→ TASK PROMPT: Reproduce verbatim the lines of the records from the line containing "svg-text:-31.719 dB: -31.719" through the line containing "svg-text:600M: 600M [704,905,740,922]", inclusive. Output only those lines.
* BEGIN RECORDS TO USE *
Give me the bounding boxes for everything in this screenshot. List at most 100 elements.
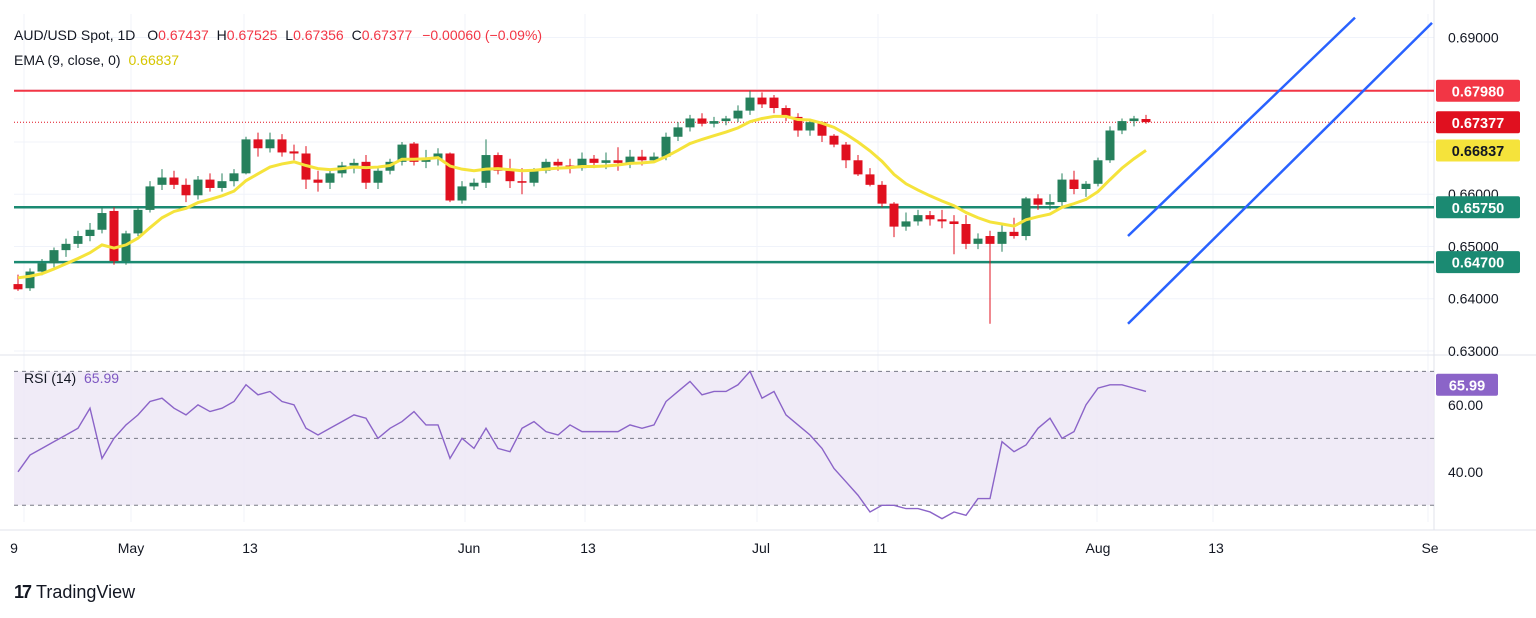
tradingview-branding[interactable]: 17 TradingView [14,582,135,603]
candle-body [145,186,155,210]
open-value: 0.67437 [158,27,209,43]
candle-body [361,161,371,183]
candle-body [733,110,743,119]
candle-body [757,97,767,105]
time-tick-label: Aug [1086,540,1111,556]
ema-legend: EMA (9, close, 0) 0.66837 [14,52,179,68]
rsi-legend: RSI (14) 65.99 [24,370,119,386]
candle-body [433,153,443,159]
price-tag-label: 0.66837 [1452,144,1504,160]
rsi-label: RSI (14) [24,370,77,386]
candle-body [1093,160,1103,184]
candle-body [85,229,95,237]
candle-body [217,181,227,188]
close-value: 0.67377 [361,27,413,43]
candle-body [193,179,203,196]
candle-body [709,121,719,124]
candle-body [409,143,419,162]
candle-body [985,236,995,244]
candle-body [457,186,467,201]
candle-body [949,221,959,225]
channel-lower-line [1127,21,1433,325]
candle-body [1117,121,1127,131]
candle-body [1129,118,1139,122]
candle-body [877,184,887,204]
rsi-line [17,370,1147,520]
price-tag [1436,196,1520,219]
ema-label: EMA (9, close, 0) [14,52,121,68]
time-tick-label: Se [1421,540,1438,556]
candle-body [109,210,119,262]
candle-body [1057,179,1067,203]
candle-body [781,108,791,117]
candle-body [61,243,71,251]
candle-body [901,221,911,227]
candle-body [529,170,539,183]
candle-body [325,173,335,183]
brand-name: TradingView [36,582,136,602]
candle-body [37,263,47,272]
candle-body [541,161,551,171]
candle-body [289,151,299,154]
candle-body [805,122,815,131]
open-label: O [147,27,159,43]
candle-body [373,170,383,183]
time-tick-label: Jun [458,540,481,556]
time-tick-label: May [118,540,144,556]
candle-body [445,153,455,201]
candle-body [121,233,131,262]
symbol-title: AUD/USD Spot, 1D [14,27,136,43]
symbol-ohlc-legend: AUD/USD Spot, 1D O0.67437 H0.67525 L0.67… [14,27,542,43]
candle-body [601,160,611,163]
candle-body [397,144,407,162]
tradingview-logo-icon: 17 [14,582,32,602]
time-tick-label: 13 [242,540,258,556]
candle-body [241,139,251,174]
candle-body [253,139,263,149]
rsi-tick-label: 60.00 [1448,397,1483,413]
price-tag-label: 0.67980 [1452,84,1504,100]
candle-body [625,156,635,163]
candle-body [73,236,83,244]
low-label: L [285,27,294,43]
rsi-tick-label: 40.00 [1448,464,1483,480]
time-tick-label: 11 [873,540,888,556]
rsi-value: 65.99 [84,370,120,386]
price-tag-label: 0.67377 [1452,116,1504,132]
candle-body [517,181,527,183]
price-tick-label: 0.65000 [1448,238,1499,254]
candle-body [493,155,503,171]
candle-body [961,224,971,244]
ema-value: 0.66837 [128,52,180,68]
candle-body [997,231,1007,244]
channel-upper-line [1127,16,1356,237]
candle-body [721,118,731,122]
candle-body [133,209,143,234]
candle-body [913,215,923,222]
time-tick-label: Jul [752,540,770,556]
price-tick-label: 0.63000 [1448,343,1499,359]
candle-body [1021,198,1031,237]
candle-body [205,179,215,188]
rsi-band [14,371,1434,506]
candle-body [1141,119,1151,123]
candle-body [1069,179,1079,190]
candle-body [469,182,479,187]
candle-body [589,158,599,163]
candle-body [853,160,863,175]
candle-body [349,162,359,166]
candle-body [685,118,695,128]
candle-body [745,97,755,111]
low-value: 0.67356 [293,27,344,43]
candle-body [577,158,587,169]
candle-body [865,174,875,185]
candle-body [313,179,323,183]
price-tag [1436,139,1520,162]
time-tick-label: 13 [580,540,596,556]
candle-body [25,271,35,289]
candle-body [697,118,707,124]
candle-body [265,139,275,149]
candle-body [1081,183,1091,190]
candle-body [1033,198,1043,205]
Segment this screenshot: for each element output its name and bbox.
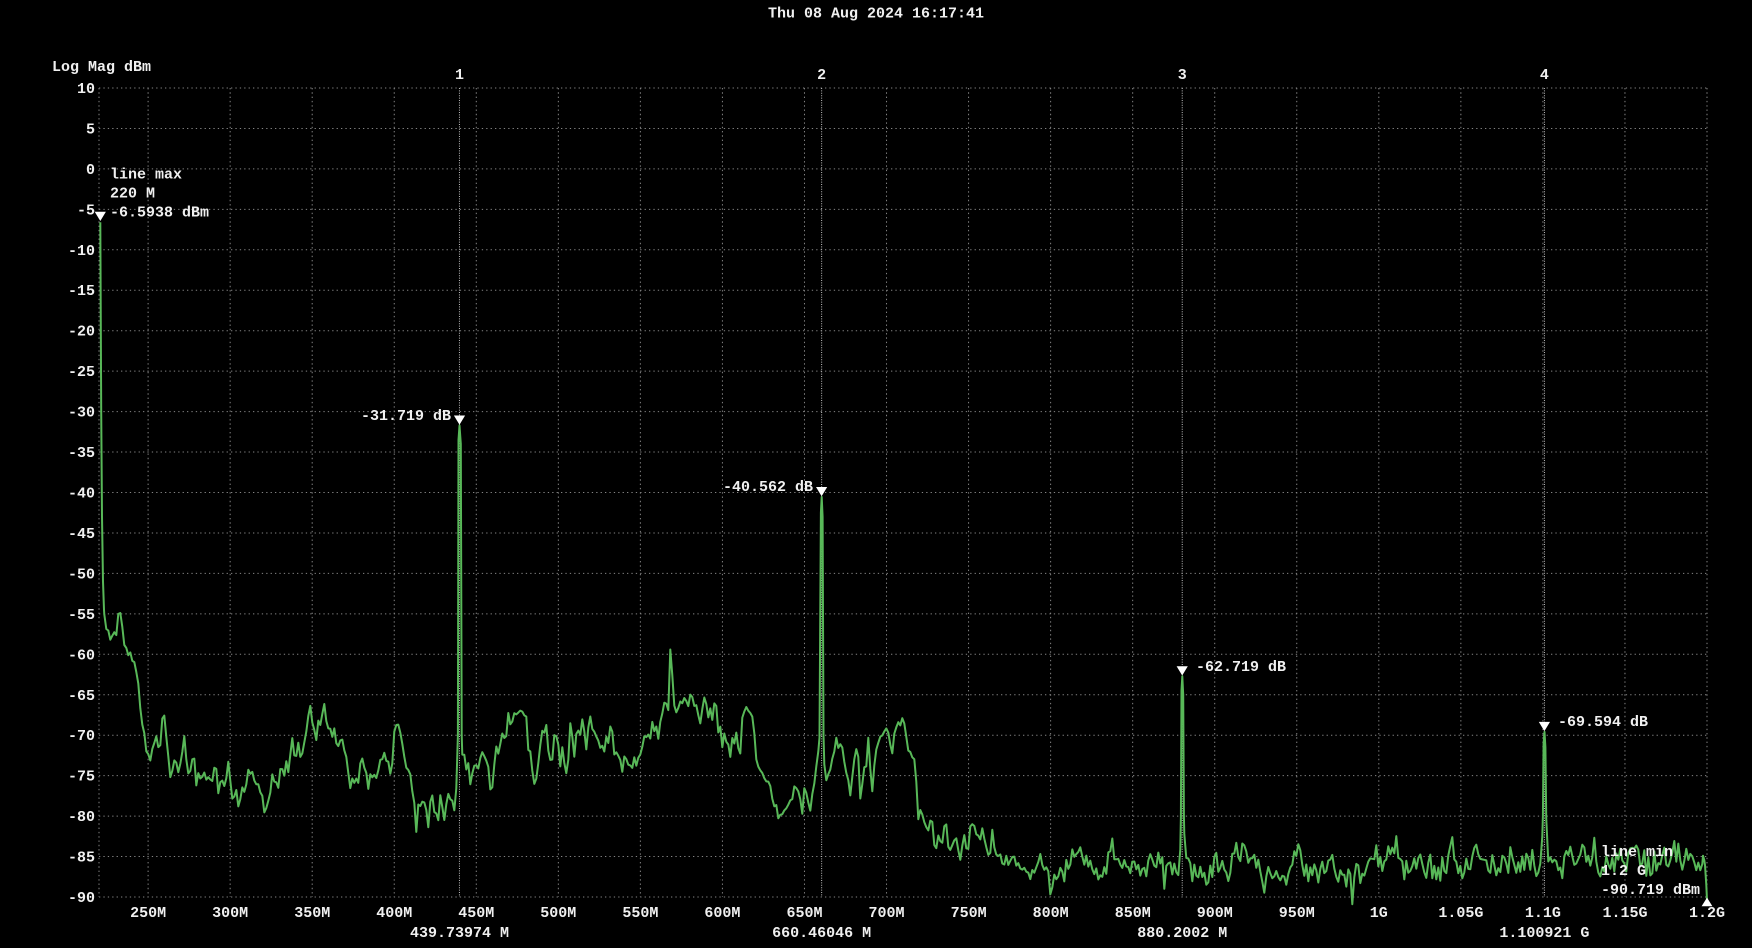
svg-text:-31.719 dB: -31.719 dB [361,408,451,425]
svg-text:0: 0 [86,162,95,179]
svg-text:350M: 350M [294,905,330,922]
svg-text:-70: -70 [68,728,95,745]
svg-text:439.73974 M: 439.73974 M [410,925,509,942]
svg-text:4: 4 [1540,67,1549,84]
svg-text:-60: -60 [68,647,95,664]
svg-text:2: 2 [817,67,826,84]
svg-text:3: 3 [1178,67,1187,84]
svg-text:line max: line max [110,167,182,184]
svg-text:750M: 750M [951,905,987,922]
svg-text:1.05G: 1.05G [1438,905,1483,922]
svg-text:-5: -5 [77,202,95,219]
svg-text:1.2G: 1.2G [1689,905,1725,922]
svg-text:550M: 550M [622,905,658,922]
svg-text:220 M: 220 M [110,186,155,203]
svg-text:-40: -40 [68,486,95,503]
svg-text:-69.594 dB: -69.594 dB [1558,714,1648,731]
svg-text:700M: 700M [868,905,904,922]
svg-text:-65: -65 [68,688,95,705]
svg-text:1.100921 G: 1.100921 G [1499,925,1589,942]
svg-text:-50: -50 [68,566,95,583]
svg-text:950M: 950M [1279,905,1315,922]
svg-text:400M: 400M [376,905,412,922]
svg-text:600M: 600M [704,905,740,922]
svg-text:300M: 300M [212,905,248,922]
svg-text:900M: 900M [1197,905,1233,922]
svg-text:1.1G: 1.1G [1525,905,1561,922]
svg-text:800M: 800M [1033,905,1069,922]
svg-text:-45: -45 [68,526,95,543]
svg-text:-90: -90 [68,890,95,907]
svg-text:-75: -75 [68,769,95,786]
svg-text:250M: 250M [130,905,166,922]
svg-text:-20: -20 [68,324,95,341]
svg-text:-25: -25 [68,364,95,381]
svg-text:-40.562 dB: -40.562 dB [723,479,813,496]
svg-text:-35: -35 [68,445,95,462]
svg-text:-62.719 dB: -62.719 dB [1196,659,1286,676]
svg-text:-80: -80 [68,809,95,826]
svg-text:1.15G: 1.15G [1602,905,1647,922]
svg-text:880.2002 M: 880.2002 M [1137,925,1227,942]
svg-text:-10: -10 [68,243,95,260]
svg-text:850M: 850M [1115,905,1151,922]
svg-text:1: 1 [455,67,464,84]
svg-text:-55: -55 [68,607,95,624]
svg-text:660.46046 M: 660.46046 M [772,925,871,942]
svg-text:450M: 450M [458,905,494,922]
svg-text:10: 10 [77,81,95,98]
svg-text:500M: 500M [540,905,576,922]
svg-text:-6.5938 dBm: -6.5938 dBm [110,205,209,222]
svg-text:1G: 1G [1370,905,1388,922]
svg-text:1.2 G: 1.2 G [1601,863,1646,880]
svg-text:650M: 650M [786,905,822,922]
svg-text:-15: -15 [68,283,95,300]
svg-text:-85: -85 [68,850,95,867]
svg-text:-30: -30 [68,405,95,422]
svg-text:Log Mag dBm: Log Mag dBm [52,59,151,76]
svg-text:5: 5 [86,121,95,138]
svg-text:Thu 08 Aug 2024 16:17:41: Thu 08 Aug 2024 16:17:41 [768,6,984,23]
svg-text:-90.719 dBm: -90.719 dBm [1601,882,1700,899]
svg-text:line min: line min [1601,844,1673,861]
* END RECORDS TO USE *
→ THE COMPLETED TASK:
svg-text:-31.719 dB: -31.719 dB [361,408,451,425]
svg-text:0: 0 [86,162,95,179]
svg-text:350M: 350M [294,905,330,922]
svg-text:-70: -70 [68,728,95,745]
svg-text:439.73974 M: 439.73974 M [410,925,509,942]
svg-text:4: 4 [1540,67,1549,84]
svg-text:-60: -60 [68,647,95,664]
svg-text:2: 2 [817,67,826,84]
svg-text:3: 3 [1178,67,1187,84]
svg-text:line max: line max [110,167,182,184]
svg-text:750M: 750M [951,905,987,922]
svg-text:1.05G: 1.05G [1438,905,1483,922]
svg-text:-5: -5 [77,202,95,219]
svg-text:1.2G: 1.2G [1689,905,1725,922]
svg-text:550M: 550M [622,905,658,922]
svg-text:220 M: 220 M [110,186,155,203]
svg-text:-40: -40 [68,486,95,503]
svg-text:-69.594 dB: -69.594 dB [1558,714,1648,731]
svg-text:700M: 700M [868,905,904,922]
svg-text:-65: -65 [68,688,95,705]
svg-text:1.100921 G: 1.100921 G [1499,925,1589,942]
svg-text:-50: -50 [68,566,95,583]
svg-text:950M: 950M [1279,905,1315,922]
svg-text:400M: 400M [376,905,412,922]
svg-text:600M: 600M [704,905,740,922]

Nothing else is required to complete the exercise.